The exercise:
Pick out and copy every line below that has the word "document".

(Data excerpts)

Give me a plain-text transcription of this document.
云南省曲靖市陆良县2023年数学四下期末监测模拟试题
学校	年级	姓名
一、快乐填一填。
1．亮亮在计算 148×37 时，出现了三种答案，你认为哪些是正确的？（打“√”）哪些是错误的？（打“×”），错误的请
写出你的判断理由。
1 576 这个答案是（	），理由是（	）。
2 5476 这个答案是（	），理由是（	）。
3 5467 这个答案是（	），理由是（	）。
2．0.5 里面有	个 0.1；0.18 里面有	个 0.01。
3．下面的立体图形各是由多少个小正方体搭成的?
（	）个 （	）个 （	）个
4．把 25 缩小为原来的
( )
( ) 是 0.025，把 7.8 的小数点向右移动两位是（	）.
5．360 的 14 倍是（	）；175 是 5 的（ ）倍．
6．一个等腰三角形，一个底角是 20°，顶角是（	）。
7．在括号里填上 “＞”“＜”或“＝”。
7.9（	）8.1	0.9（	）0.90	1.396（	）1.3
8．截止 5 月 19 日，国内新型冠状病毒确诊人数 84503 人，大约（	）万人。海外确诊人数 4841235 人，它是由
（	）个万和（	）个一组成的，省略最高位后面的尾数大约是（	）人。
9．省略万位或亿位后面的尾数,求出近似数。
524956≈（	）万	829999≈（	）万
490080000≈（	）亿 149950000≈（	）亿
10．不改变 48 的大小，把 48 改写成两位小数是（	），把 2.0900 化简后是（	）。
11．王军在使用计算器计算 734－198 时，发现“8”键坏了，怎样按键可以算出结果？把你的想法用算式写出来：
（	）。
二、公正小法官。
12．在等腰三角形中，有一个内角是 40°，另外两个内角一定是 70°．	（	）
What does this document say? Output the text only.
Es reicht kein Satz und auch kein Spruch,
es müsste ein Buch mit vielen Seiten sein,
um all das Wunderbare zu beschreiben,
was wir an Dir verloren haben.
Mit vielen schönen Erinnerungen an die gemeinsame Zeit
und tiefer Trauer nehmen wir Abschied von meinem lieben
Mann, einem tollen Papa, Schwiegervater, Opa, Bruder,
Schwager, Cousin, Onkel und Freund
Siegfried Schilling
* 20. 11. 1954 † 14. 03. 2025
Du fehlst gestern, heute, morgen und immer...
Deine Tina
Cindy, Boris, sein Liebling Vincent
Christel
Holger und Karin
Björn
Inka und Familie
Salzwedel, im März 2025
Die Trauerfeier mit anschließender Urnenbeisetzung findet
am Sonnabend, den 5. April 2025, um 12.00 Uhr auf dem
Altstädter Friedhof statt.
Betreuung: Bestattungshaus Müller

Response to this task:
Give me a plain-text transcription of this document.
What does this document say? Output the text only.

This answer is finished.